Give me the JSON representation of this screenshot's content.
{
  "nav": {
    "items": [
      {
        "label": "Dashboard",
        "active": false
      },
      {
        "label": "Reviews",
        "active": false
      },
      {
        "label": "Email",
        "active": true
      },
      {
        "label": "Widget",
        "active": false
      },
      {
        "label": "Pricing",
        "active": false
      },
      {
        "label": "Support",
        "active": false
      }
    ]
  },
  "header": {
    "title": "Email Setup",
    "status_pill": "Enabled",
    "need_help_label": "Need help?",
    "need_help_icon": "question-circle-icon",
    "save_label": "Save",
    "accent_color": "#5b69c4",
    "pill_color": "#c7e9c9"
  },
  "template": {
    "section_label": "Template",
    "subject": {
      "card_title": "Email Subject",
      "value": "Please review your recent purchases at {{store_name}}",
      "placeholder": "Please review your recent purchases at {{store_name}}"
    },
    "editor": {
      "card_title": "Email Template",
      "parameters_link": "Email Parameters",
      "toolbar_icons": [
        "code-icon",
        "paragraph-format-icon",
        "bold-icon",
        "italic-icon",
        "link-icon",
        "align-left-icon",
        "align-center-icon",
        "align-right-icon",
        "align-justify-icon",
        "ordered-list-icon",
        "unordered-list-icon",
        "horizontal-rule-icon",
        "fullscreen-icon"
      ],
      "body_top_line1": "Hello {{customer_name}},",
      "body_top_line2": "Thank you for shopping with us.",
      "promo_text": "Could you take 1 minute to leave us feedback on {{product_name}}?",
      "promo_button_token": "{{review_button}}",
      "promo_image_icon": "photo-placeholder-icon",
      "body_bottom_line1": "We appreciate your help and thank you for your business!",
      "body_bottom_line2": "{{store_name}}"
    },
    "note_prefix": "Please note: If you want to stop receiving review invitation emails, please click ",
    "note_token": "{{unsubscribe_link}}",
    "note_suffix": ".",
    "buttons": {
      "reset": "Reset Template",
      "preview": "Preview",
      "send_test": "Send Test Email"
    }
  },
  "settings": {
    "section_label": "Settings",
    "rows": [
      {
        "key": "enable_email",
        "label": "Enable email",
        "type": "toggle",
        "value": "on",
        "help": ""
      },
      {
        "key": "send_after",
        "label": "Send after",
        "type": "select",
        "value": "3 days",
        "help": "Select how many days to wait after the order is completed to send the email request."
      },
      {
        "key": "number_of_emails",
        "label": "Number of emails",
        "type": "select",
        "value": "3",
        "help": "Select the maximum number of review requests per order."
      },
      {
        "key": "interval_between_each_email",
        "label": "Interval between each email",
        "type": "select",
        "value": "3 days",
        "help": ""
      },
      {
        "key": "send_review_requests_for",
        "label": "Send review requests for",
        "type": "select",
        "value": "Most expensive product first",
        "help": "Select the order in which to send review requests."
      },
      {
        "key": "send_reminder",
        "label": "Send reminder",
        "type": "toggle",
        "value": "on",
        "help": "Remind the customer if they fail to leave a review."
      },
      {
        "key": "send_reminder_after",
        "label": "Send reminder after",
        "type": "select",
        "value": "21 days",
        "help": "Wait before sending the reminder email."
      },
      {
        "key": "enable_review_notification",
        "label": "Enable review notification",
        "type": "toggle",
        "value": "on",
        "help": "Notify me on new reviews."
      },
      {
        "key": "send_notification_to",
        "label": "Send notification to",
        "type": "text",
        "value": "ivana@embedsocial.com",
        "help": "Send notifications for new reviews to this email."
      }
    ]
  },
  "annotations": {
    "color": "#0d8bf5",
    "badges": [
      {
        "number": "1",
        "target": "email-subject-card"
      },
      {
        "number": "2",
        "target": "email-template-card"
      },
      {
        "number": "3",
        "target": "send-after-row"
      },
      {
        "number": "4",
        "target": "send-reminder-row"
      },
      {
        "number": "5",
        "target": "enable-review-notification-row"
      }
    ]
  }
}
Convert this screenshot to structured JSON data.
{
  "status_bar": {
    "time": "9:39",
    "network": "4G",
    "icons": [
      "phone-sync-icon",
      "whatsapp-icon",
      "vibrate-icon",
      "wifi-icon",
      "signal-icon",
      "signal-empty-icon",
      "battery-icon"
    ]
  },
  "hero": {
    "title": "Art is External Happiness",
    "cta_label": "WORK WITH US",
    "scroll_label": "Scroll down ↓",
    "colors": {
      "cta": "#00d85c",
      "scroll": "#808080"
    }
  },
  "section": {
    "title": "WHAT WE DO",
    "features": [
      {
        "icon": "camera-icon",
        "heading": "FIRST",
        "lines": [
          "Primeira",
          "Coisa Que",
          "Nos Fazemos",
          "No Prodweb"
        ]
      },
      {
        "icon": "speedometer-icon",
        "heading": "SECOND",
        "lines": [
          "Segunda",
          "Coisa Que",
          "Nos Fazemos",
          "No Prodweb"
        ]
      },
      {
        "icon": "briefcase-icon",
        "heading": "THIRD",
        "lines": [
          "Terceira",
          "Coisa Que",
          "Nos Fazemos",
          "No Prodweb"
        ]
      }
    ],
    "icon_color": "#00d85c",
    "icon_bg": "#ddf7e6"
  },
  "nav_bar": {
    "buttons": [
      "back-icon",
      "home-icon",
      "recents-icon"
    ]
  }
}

▶ Task to carry out
Above are some records; extract every one of them exactly.

▶ Written response
Give me the JSON representation of this screenshot's content.
{
  "nav": {
    "items": [
      {
        "label": "Dashboard",
        "active": false
      },
      {
        "label": "Reviews",
        "active": false
      },
      {
        "label": "Email",
        "active": true
      },
      {
        "label": "Widget",
        "active": false
      },
      {
        "label": "Pricing",
        "active": false
      },
      {
        "label": "Support",
        "active": false
      }
    ]
  },
  "header": {
    "title": "Email Setup",
    "status_pill": "Enabled",
    "need_help_label": "Need help?",
    "need_help_icon": "question-circle-icon",
    "save_label": "Save",
    "accent_color": "#5b69c4",
    "pill_color": "#c7e9c9"
  },
  "template": {
    "section_label": "Template",
    "subject": {
      "card_title": "Email Subject",
      "value": "Please review your recent purchases at {{store_name}}",
      "placeholder": "Please review your recent purchases at {{store_name}}"
    },
    "editor": {
      "card_title": "Email Template",
      "parameters_link": "Email Parameters",
      "toolbar_icons": [
        "code-icon",
        "paragraph-format-icon",
        "bold-icon",
        "italic-icon",
        "link-icon",
        "align-left-icon",
        "align-center-icon",
        "align-right-icon",
        "align-justify-icon",
        "ordered-list-icon",
        "unordered-list-icon",
        "horizontal-rule-icon",
        "fullscreen-icon"
      ],
      "body_top_line1": "Hello {{customer_name}},",
      "body_top_line2": "Thank you for shopping with us.",
      "promo_text": "Could you take 1 minute to leave us feedback on {{product_name}}?",
      "promo_button_token": "{{review_button}}",
      "promo_image_icon": "photo-placeholder-icon",
      "body_bottom_line1": "We appreciate your help and thank you for your business!",
      "body_bottom_line2": "{{store_name}}"
    },
    "note_prefix": "Please note: If you want to stop receiving review invitation emails, please click ",
    "note_token": "{{unsubscribe_link}}",
    "note_suffix": ".",
    "buttons": {
      "reset": "Reset Template",
      "preview": "Preview",
      "send_test": "Send Test Email"
    }
  },
  "settings": {
    "section_label": "Settings",
    "rows": [
      {
        "key": "enable_email",
        "label": "Enable email",
        "type": "toggle",
        "value": "on",
        "help": ""
      },
      {
        "key": "send_after",
        "label": "Send after",
        "type": "select",
        "value": "3 days",
        "help": "Select how many days to wait after the order is completed to send the email request."
      },
      {
        "key": "number_of_emails",
        "label": "Number of emails",
        "type": "select",
        "value": "3",
        "help": "Select the maximum number of review requests per order."
      },
      {
        "key": "interval_between_each_email",
        "label": "Interval between each email",
        "type": "select",
        "value": "3 days",
        "help": ""
      },
      {
        "key": "send_review_requests_for",
        "label": "Send review requests for",
        "type": "select",
        "value": "Most expensive product first",
        "help": "Select the order in which to send review requests."
      },
      {
        "key": "send_reminder",
        "label": "Send reminder",
        "type": "toggle",
        "value": "on",
        "help": "Remind the customer if they fail to leave a review."
      },
      {
        "key": "send_reminder_after",
        "label": "Send reminder after",
        "type": "select",
        "value": "21 days",
        "help": "Wait before sending the reminder email."
      },
      {
        "key": "enable_review_notification",
        "label": "Enable review notification",
        "type": "toggle",
        "value": "on",
        "help": "Notify me on new reviews."
      },
      {
        "key": "send_notification_to",
        "label": "Send notification to",
        "type": "text",
        "value": "ivana@embedsocial.com",
        "help": "Send notifications for new reviews to this email."
      }
    ]
  },
  "annotations": {
    "color": "#0d8bf5",
    "badges": [
      {
        "number": "1",
        "target": "email-subject-card"
      },
      {
        "number": "2",
        "target": "email-template-card"
      },
      {
        "number": "3",
        "target": "send-after-row"
      },
      {
        "number": "4",
        "target": "send-reminder-row"
      },
      {
        "number": "5",
        "target": "enable-review-notification-row"
      }
    ]
  }
}
Convert this screenshot to structured JSON data.
{
  "status_bar": {
    "time": "9:39",
    "network": "4G",
    "icons": [
      "phone-sync-icon",
      "whatsapp-icon",
      "vibrate-icon",
      "wifi-icon",
      "signal-icon",
      "signal-empty-icon",
      "battery-icon"
    ]
  },
  "hero": {
    "title": "Art is External Happiness",
    "cta_label": "WORK WITH US",
    "scroll_label": "Scroll down ↓",
    "colors": {
      "cta": "#00d85c",
      "scroll": "#808080"
    }
  },
  "section": {
    "title": "WHAT WE DO",
    "features": [
      {
        "icon": "camera-icon",
        "heading": "FIRST",
        "lines": [
          "Primeira",
          "Coisa Que",
          "Nos Fazemos",
          "No Prodweb"
        ]
      },
      {
        "icon": "speedometer-icon",
        "heading": "SECOND",
        "lines": [
          "Segunda",
          "Coisa Que",
          "Nos Fazemos",
          "No Prodweb"
        ]
      },
      {
        "icon": "briefcase-icon",
        "heading": "THIRD",
        "lines": [
          "Terceira",
          "Coisa Que",
          "Nos Fazemos",
          "No Prodweb"
        ]
      }
    ],
    "icon_color": "#00d85c",
    "icon_bg": "#ddf7e6"
  },
  "nav_bar": {
    "buttons": [
      "back-icon",
      "home-icon",
      "recents-icon"
    ]
  }
}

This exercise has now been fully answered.